:: PROVIDED MATERIAL

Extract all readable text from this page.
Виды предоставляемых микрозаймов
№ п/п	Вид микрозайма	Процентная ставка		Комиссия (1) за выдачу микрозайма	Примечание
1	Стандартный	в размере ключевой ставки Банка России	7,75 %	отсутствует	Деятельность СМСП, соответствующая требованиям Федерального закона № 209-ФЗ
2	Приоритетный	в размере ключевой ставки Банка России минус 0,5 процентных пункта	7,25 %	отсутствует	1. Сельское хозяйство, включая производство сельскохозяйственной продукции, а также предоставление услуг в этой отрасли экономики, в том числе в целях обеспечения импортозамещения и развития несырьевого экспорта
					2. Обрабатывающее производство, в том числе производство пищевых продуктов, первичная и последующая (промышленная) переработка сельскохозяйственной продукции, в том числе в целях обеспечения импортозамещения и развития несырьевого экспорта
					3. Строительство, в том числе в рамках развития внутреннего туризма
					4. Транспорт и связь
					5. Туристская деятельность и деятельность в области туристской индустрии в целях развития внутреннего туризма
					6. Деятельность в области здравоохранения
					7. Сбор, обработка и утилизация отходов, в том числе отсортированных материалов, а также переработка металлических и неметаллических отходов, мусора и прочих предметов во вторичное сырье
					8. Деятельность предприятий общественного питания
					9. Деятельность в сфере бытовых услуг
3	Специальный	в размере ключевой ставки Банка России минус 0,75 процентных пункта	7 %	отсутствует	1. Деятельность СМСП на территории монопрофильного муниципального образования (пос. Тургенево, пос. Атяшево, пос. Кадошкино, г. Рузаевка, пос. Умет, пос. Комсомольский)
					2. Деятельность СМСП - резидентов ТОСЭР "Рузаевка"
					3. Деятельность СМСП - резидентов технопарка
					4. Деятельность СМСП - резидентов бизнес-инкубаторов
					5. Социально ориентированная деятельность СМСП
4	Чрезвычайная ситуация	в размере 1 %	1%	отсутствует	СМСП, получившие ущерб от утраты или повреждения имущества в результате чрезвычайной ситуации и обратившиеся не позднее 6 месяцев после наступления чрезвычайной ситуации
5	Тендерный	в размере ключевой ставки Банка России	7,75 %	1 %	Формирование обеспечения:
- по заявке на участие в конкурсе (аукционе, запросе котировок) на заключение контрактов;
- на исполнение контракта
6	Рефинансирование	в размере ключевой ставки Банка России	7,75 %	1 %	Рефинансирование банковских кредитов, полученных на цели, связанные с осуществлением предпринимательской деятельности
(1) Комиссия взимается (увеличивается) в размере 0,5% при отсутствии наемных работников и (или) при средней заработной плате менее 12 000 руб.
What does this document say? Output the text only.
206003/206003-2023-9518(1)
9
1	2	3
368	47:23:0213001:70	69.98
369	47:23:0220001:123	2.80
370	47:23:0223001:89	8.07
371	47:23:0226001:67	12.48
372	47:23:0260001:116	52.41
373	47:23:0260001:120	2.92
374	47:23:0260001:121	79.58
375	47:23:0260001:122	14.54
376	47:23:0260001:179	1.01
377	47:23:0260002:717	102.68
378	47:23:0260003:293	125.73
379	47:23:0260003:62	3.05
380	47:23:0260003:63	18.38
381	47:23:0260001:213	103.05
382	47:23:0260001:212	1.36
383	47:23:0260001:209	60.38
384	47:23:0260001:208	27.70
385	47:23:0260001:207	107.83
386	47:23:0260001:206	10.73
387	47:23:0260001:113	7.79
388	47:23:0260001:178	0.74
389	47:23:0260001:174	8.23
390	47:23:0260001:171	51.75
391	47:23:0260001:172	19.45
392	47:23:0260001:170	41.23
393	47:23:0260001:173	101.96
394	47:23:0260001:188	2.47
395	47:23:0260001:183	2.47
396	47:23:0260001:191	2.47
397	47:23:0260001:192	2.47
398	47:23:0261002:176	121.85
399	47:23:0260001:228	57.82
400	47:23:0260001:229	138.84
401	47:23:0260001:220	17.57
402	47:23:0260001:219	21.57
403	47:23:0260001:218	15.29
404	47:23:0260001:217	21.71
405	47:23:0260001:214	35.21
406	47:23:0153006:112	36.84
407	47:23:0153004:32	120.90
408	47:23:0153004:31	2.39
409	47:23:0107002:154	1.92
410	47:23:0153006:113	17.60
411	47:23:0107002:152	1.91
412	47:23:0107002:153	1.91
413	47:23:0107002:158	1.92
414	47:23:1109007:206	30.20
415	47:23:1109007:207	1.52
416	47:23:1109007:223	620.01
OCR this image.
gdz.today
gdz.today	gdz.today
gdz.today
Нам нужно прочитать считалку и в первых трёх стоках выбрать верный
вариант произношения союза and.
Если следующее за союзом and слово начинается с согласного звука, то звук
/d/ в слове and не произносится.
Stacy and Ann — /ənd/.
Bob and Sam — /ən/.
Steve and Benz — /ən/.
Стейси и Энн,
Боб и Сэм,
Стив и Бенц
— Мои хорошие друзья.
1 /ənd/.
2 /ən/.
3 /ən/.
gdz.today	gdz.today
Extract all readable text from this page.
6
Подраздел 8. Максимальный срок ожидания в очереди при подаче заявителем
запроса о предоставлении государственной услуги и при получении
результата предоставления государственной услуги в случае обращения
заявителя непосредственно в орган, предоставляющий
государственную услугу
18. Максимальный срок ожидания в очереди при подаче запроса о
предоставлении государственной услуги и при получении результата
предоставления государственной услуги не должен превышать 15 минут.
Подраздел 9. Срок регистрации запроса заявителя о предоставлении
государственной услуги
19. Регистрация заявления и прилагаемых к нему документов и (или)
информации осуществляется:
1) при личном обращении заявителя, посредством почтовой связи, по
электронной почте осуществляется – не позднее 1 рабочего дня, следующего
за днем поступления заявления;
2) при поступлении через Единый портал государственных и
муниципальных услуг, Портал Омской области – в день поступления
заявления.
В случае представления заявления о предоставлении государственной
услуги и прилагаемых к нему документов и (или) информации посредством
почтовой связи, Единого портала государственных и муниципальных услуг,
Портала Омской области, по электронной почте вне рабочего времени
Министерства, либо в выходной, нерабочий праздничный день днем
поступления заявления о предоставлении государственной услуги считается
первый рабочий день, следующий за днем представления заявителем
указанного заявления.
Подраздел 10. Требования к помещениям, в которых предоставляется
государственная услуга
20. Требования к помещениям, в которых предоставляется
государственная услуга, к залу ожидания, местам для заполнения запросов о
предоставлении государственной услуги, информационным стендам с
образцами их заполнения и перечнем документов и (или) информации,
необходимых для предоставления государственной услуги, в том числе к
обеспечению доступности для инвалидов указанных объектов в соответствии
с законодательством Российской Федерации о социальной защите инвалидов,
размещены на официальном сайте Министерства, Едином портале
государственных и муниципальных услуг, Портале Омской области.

::::

WHAT TO DO - Which lines include the word "помещениям"? Copy every one of them.

WRITTEN RESPONSE -
Подраздел 10. Требования к помещениям, в которых предоставляется
20. Требования к помещениям, в которых предоставляется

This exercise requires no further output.